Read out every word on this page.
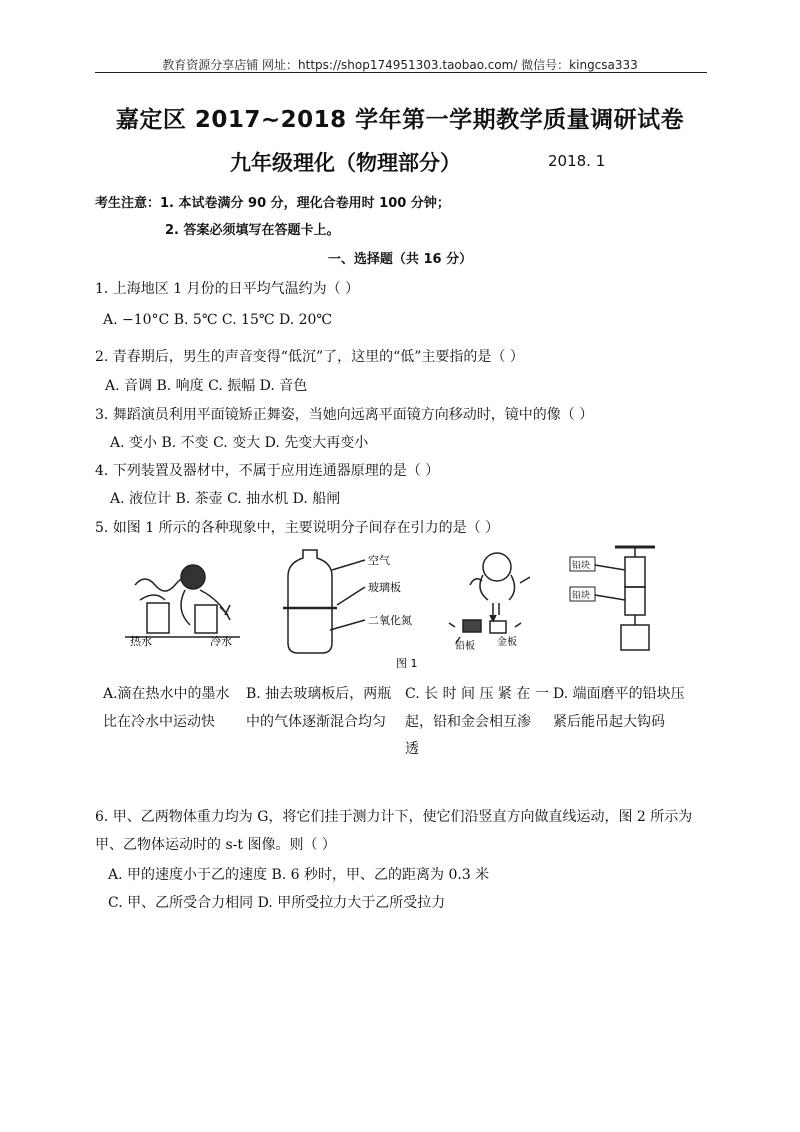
教育资源分享店铺 网址：https://shop174951303.taobao.com/ 微信号：kingcsa333
嘉定区 2017~2018 学年第一学期教学质量调研试卷
九年级理化（物理部分）	2018. 1
考生注意：1. 本试卷满分 90 分，理化合卷用时 100 分钟；
2. 答案必须填写在答题卡上。
一、选择题（共 16 分）
1. 上海地区 1 月份的日平均气温约为（ ）
A. −10°C B. 5℃ C. 15℃ D. 20℃
2. 青春期后，男生的声音变得“低沉”了，这里的“低”主要指的是（ ）
A. 音调 B. 响度 C. 振幅 D. 音色
3. 舞蹈演员利用平面镜矫正舞姿，当她向远离平面镜方向移动时，镜中的像（ ）
A. 变小 B. 不变 C. 变大 D. 先变大再变小
4. 下列装置及器材中，不属于应用连通器原理的是（ ）
A. 液位计 B. 茶壶 C. 抽水机 D. 船闸
5. 如图 1 所示的各种现象中，主要说明分子间存在引力的是（ ）
热水	冷水
空气
玻璃板
二氧化氮
铅板 金板
图 1
铅块
铅块
A.滴在热水中的墨水
比在冷水中运动快
B. 抽去玻璃板后，两瓶
中的气体逐渐混合均匀
C. 长 时 间 压 紧 在 一
起，铅和金会相互渗
透
D. 端面磨平的铅块压
紧后能吊起大钩码
6. 甲、乙两物体重力均为 G，将它们挂于测力计下，使它们沿竖直方向做直线运动，图 2 所示为
甲、乙物体运动时的 s-t 图像。则（ ）
A. 甲的速度小于乙的速度 B. 6 秒时，甲、乙的距离为 0.3 米
C. 甲、乙所受合力相同 D. 甲所受拉力大于乙所受拉力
§ §
§ **REQUIRED TASK**: Reproduce the material above verbatim; omit every picture.

§ **WORKED ANSWER**:
Read out every word on this page.
教育资源分享店铺 网址：https://shop174951303.taobao.com/ 微信号：kingcsa333
嘉定区 2017~2018 学年第一学期教学质量调研试卷
九年级理化（物理部分）	2018. 1
考生注意：1. 本试卷满分 90 分，理化合卷用时 100 分钟；
2. 答案必须填写在答题卡上。
一、选择题（共 16 分）
1. 上海地区 1 月份的日平均气温约为（ ）
A. −10°C B. 5℃ C. 15℃ D. 20℃
2. 青春期后，男生的声音变得“低沉”了，这里的“低”主要指的是（ ）
A. 音调 B. 响度 C. 振幅 D. 音色
3. 舞蹈演员利用平面镜矫正舞姿，当她向远离平面镜方向移动时，镜中的像（ ）
A. 变小 B. 不变 C. 变大 D. 先变大再变小
4. 下列装置及器材中，不属于应用连通器原理的是（ ）
A. 液位计 B. 茶壶 C. 抽水机 D. 船闸
5. 如图 1 所示的各种现象中，主要说明分子间存在引力的是（ ）
热水	冷水
空气
玻璃板
二氧化氮
铅板 金板
图 1
铅块
铅块
A.滴在热水中的墨水
比在冷水中运动快
B. 抽去玻璃板后，两瓶
中的气体逐渐混合均匀
C. 长 时 间 压 紧 在 一
起，铅和金会相互渗
透
D. 端面磨平的铅块压
紧后能吊起大钩码
6. 甲、乙两物体重力均为 G，将它们挂于测力计下，使它们沿竖直方向做直线运动，图 2 所示为
甲、乙物体运动时的 s-t 图像。则（ ）
A. 甲的速度小于乙的速度 B. 6 秒时，甲、乙的距离为 0.3 米
C. 甲、乙所受合力相同 D. 甲所受拉力大于乙所受拉力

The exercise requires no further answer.